Retype all the entries word for word, but omit the pictures.

===

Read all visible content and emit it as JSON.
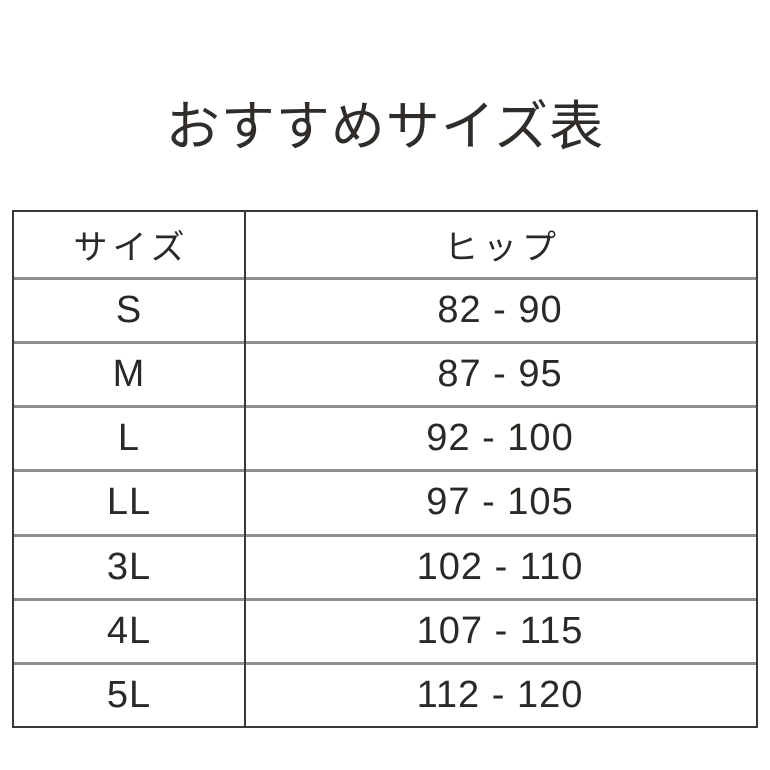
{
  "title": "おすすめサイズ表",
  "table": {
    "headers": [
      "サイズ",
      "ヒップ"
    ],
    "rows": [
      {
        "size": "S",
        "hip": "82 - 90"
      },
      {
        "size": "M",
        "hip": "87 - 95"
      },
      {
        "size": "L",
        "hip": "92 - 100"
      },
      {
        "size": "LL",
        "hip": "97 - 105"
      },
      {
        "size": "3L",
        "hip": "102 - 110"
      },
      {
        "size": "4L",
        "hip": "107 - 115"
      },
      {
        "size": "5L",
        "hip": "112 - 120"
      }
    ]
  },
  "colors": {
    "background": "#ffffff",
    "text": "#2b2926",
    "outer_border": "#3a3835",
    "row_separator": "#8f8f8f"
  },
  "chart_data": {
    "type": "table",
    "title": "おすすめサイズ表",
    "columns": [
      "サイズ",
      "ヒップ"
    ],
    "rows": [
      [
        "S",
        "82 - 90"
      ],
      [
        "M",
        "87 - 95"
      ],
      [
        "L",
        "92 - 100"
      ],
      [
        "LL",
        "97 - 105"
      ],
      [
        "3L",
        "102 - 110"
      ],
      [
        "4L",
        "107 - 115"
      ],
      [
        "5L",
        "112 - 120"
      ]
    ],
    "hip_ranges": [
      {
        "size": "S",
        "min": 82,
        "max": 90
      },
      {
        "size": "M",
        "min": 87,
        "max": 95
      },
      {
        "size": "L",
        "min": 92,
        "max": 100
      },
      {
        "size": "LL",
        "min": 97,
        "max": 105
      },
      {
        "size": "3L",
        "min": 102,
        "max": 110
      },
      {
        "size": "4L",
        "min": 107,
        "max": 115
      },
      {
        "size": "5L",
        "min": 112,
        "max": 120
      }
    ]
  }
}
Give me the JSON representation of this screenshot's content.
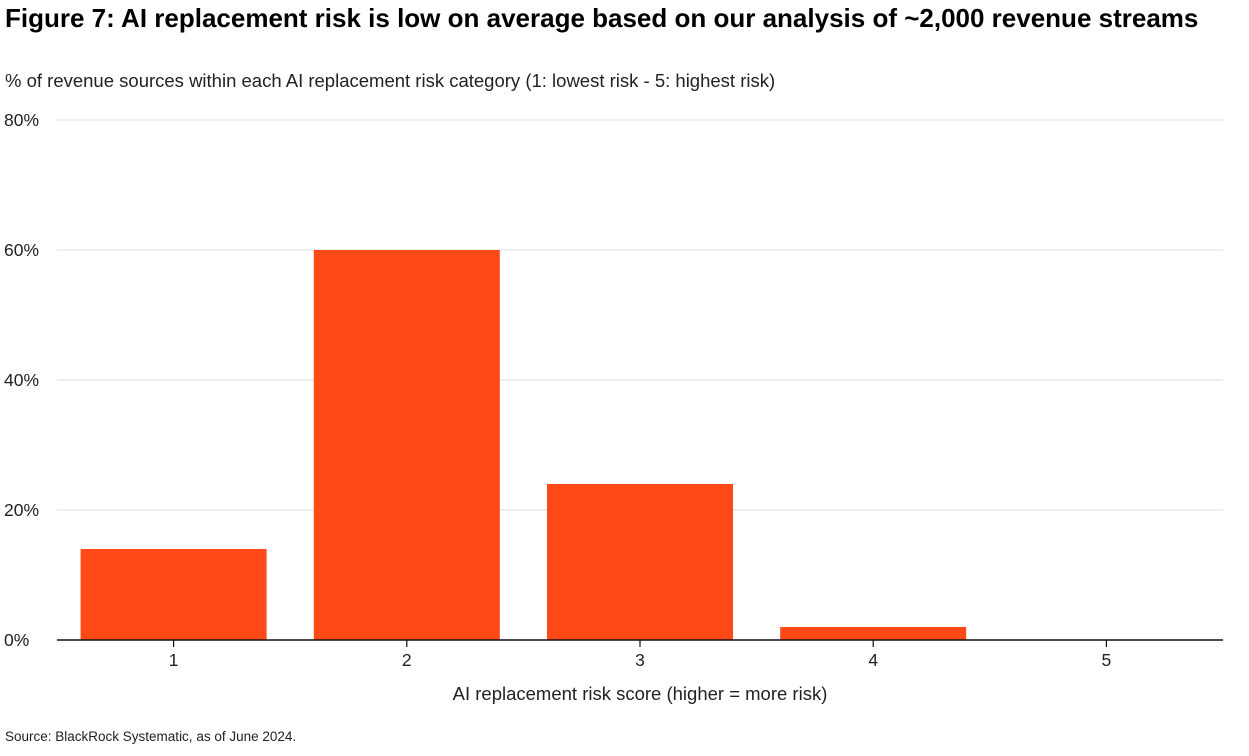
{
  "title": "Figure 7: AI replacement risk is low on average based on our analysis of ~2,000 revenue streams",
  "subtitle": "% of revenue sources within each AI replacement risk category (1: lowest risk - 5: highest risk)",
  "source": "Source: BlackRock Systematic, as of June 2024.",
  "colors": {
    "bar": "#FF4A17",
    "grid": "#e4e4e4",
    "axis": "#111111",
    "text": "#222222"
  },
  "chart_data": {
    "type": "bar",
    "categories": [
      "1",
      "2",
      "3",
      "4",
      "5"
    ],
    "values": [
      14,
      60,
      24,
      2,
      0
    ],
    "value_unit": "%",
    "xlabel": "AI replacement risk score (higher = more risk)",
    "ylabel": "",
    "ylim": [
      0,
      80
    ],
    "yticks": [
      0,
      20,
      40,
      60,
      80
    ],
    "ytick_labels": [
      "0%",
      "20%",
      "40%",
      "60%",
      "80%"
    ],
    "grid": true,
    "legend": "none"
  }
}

===

* _Full response_:
Read all visible content and emit it as JSON.
{
  "title": "おすすめサイズ表",
  "table": {
    "headers": [
      "サイズ",
      "ヒップ"
    ],
    "rows": [
      {
        "size": "S",
        "hip": "82 - 90"
      },
      {
        "size": "M",
        "hip": "87 - 95"
      },
      {
        "size": "L",
        "hip": "92 - 100"
      },
      {
        "size": "LL",
        "hip": "97 - 105"
      },
      {
        "size": "3L",
        "hip": "102 - 110"
      },
      {
        "size": "4L",
        "hip": "107 - 115"
      },
      {
        "size": "5L",
        "hip": "112 - 120"
      }
    ]
  },
  "colors": {
    "background": "#ffffff",
    "text": "#2b2926",
    "outer_border": "#3a3835",
    "row_separator": "#8f8f8f"
  },
  "chart_data": {
    "type": "table",
    "title": "おすすめサイズ表",
    "columns": [
      "サイズ",
      "ヒップ"
    ],
    "rows": [
      [
        "S",
        "82 - 90"
      ],
      [
        "M",
        "87 - 95"
      ],
      [
        "L",
        "92 - 100"
      ],
      [
        "LL",
        "97 - 105"
      ],
      [
        "3L",
        "102 - 110"
      ],
      [
        "4L",
        "107 - 115"
      ],
      [
        "5L",
        "112 - 120"
      ]
    ],
    "hip_ranges": [
      {
        "size": "S",
        "min": 82,
        "max": 90
      },
      {
        "size": "M",
        "min": 87,
        "max": 95
      },
      {
        "size": "L",
        "min": 92,
        "max": 100
      },
      {
        "size": "LL",
        "min": 97,
        "max": 105
      },
      {
        "size": "3L",
        "min": 102,
        "max": 110
      },
      {
        "size": "4L",
        "min": 107,
        "max": 115
      },
      {
        "size": "5L",
        "min": 112,
        "max": 120
      }
    ]
  }
}
Give me the JSON representation of this screenshot's content.
{
  "title": "Figure 7: AI replacement risk is low on average based on our analysis of ~2,000 revenue streams",
  "subtitle": "% of revenue sources within each AI replacement risk category (1: lowest risk - 5: highest risk)",
  "source": "Source: BlackRock Systematic, as of June 2024.",
  "colors": {
    "bar": "#FF4A17",
    "grid": "#e4e4e4",
    "axis": "#111111",
    "text": "#222222"
  },
  "chart_data": {
    "type": "bar",
    "categories": [
      "1",
      "2",
      "3",
      "4",
      "5"
    ],
    "values": [
      14,
      60,
      24,
      2,
      0
    ],
    "value_unit": "%",
    "xlabel": "AI replacement risk score (higher = more risk)",
    "ylabel": "",
    "ylim": [
      0,
      80
    ],
    "yticks": [
      0,
      20,
      40,
      60,
      80
    ],
    "ytick_labels": [
      "0%",
      "20%",
      "40%",
      "60%",
      "80%"
    ],
    "grid": true,
    "legend": "none"
  }
}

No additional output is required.